* _DO THIS_
Leave out every picture, and output exactly the lines from the line containing "What data populates" through the last line of the data.
* begin *
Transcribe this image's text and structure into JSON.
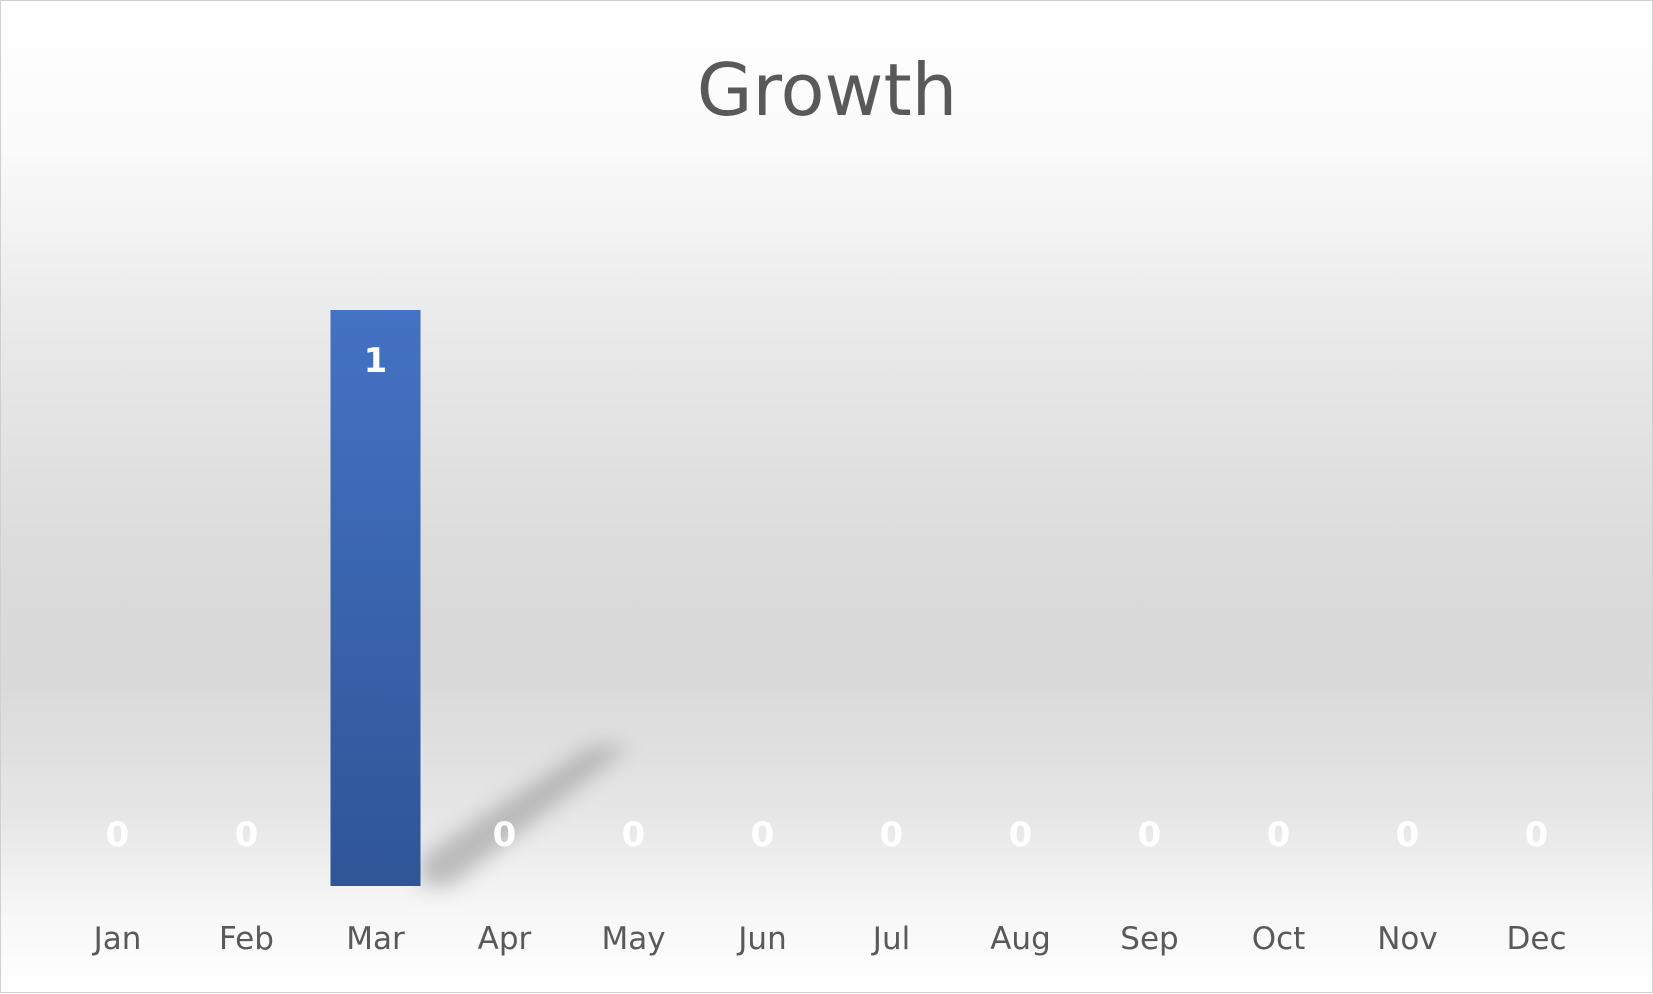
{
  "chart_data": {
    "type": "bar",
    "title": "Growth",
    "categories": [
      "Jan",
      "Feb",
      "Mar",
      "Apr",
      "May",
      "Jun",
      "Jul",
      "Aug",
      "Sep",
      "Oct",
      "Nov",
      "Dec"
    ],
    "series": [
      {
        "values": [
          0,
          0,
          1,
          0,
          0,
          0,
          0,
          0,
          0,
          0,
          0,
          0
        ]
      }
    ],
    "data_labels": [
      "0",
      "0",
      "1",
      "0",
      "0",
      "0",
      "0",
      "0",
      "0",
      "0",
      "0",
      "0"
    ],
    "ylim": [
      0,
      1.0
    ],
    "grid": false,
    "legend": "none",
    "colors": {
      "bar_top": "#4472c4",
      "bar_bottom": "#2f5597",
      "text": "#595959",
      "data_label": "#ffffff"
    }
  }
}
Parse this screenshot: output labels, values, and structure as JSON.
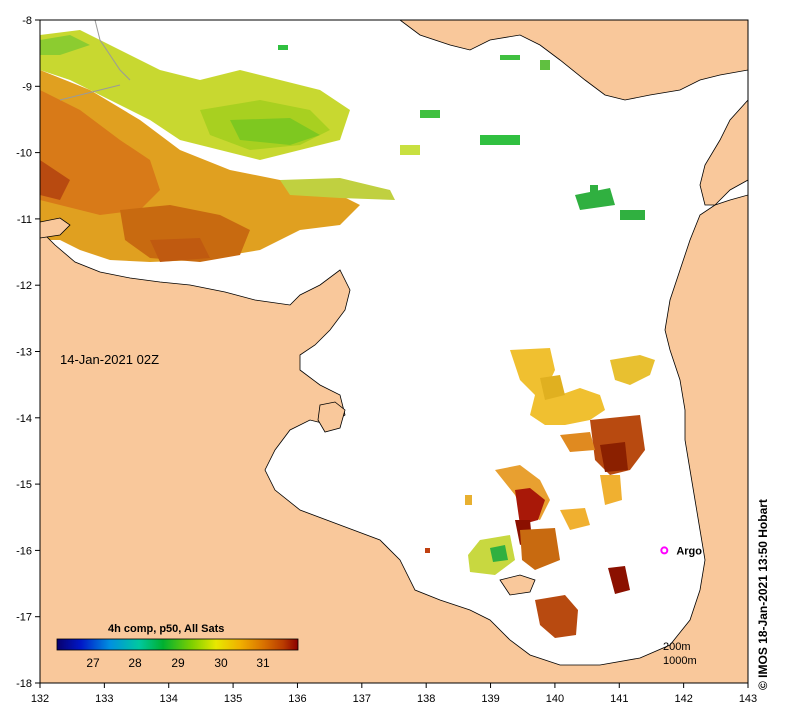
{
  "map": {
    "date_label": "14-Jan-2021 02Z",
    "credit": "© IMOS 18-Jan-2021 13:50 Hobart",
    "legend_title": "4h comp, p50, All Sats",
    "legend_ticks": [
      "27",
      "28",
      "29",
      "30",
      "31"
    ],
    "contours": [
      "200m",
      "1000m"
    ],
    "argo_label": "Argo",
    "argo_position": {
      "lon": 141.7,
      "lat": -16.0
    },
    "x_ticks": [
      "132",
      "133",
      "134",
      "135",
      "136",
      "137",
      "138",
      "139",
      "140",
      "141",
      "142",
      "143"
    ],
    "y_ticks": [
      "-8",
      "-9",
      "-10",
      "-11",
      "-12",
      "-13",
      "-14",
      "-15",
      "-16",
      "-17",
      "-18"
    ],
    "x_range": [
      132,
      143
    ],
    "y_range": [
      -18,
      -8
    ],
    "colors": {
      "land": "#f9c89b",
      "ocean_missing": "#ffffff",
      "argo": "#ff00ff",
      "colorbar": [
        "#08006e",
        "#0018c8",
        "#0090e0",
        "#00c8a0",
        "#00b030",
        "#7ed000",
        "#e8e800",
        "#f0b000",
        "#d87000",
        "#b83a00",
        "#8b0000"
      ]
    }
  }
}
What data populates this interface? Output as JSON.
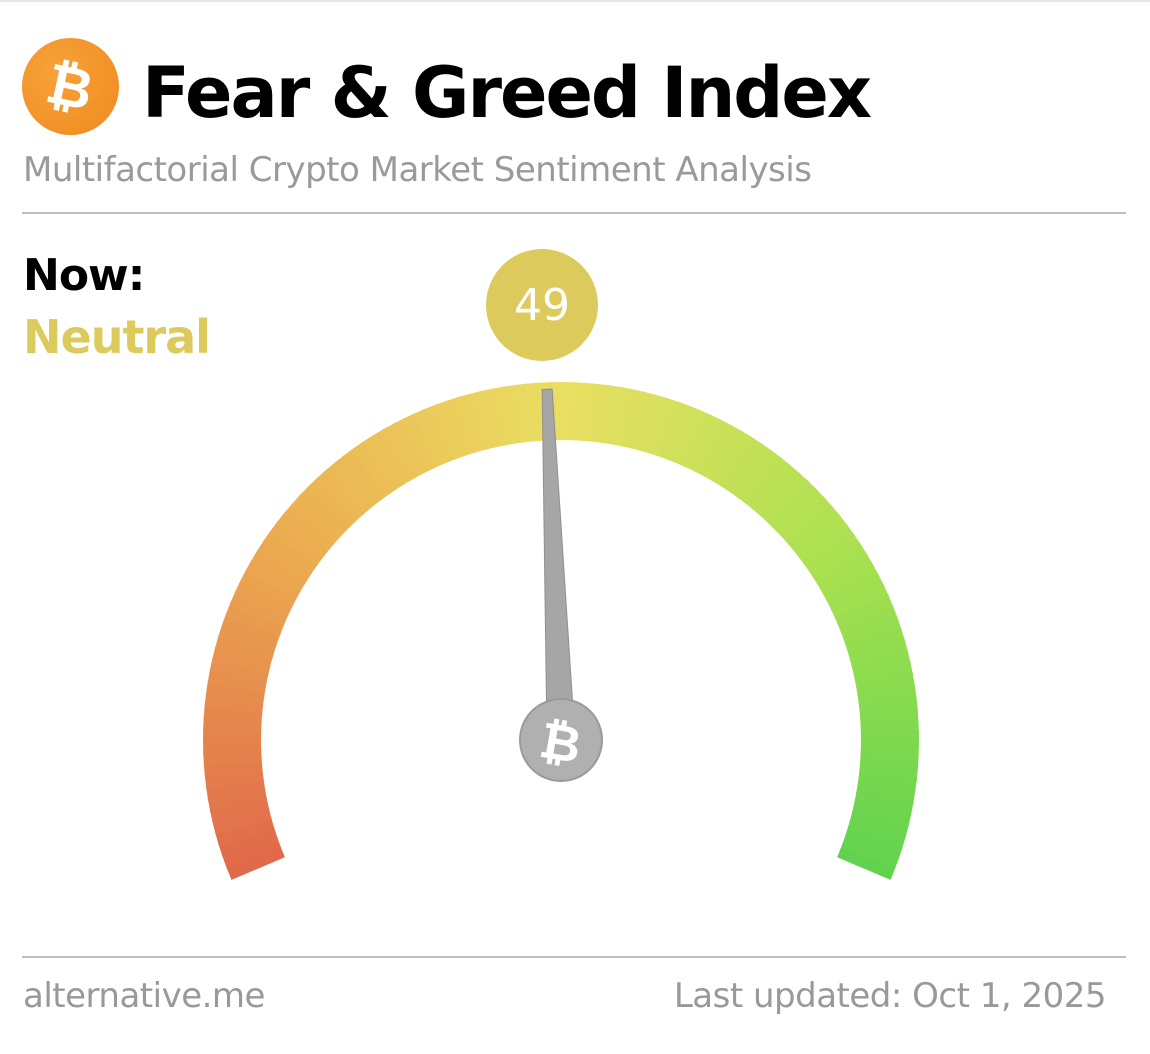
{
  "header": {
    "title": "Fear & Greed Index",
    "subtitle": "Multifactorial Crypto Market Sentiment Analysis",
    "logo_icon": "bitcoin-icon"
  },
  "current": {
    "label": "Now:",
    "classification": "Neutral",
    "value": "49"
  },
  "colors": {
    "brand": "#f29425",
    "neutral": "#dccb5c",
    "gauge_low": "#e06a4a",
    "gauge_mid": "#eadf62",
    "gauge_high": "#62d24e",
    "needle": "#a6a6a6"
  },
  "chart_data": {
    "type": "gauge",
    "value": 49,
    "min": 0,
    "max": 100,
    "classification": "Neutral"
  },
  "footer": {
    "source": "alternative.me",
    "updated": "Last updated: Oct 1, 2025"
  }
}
* end *
* _TASK ANSWER_
What data populates this interface? Output as JSON.
{
  "header": {
    "title": "Fear & Greed Index",
    "subtitle": "Multifactorial Crypto Market Sentiment Analysis",
    "logo_icon": "bitcoin-icon"
  },
  "current": {
    "label": "Now:",
    "classification": "Neutral",
    "value": "49"
  },
  "colors": {
    "brand": "#f29425",
    "neutral": "#dccb5c",
    "gauge_low": "#e06a4a",
    "gauge_mid": "#eadf62",
    "gauge_high": "#62d24e",
    "needle": "#a6a6a6"
  },
  "chart_data": {
    "type": "gauge",
    "value": 49,
    "min": 0,
    "max": 100,
    "classification": "Neutral"
  },
  "footer": {
    "source": "alternative.me",
    "updated": "Last updated: Oct 1, 2025"
  }
}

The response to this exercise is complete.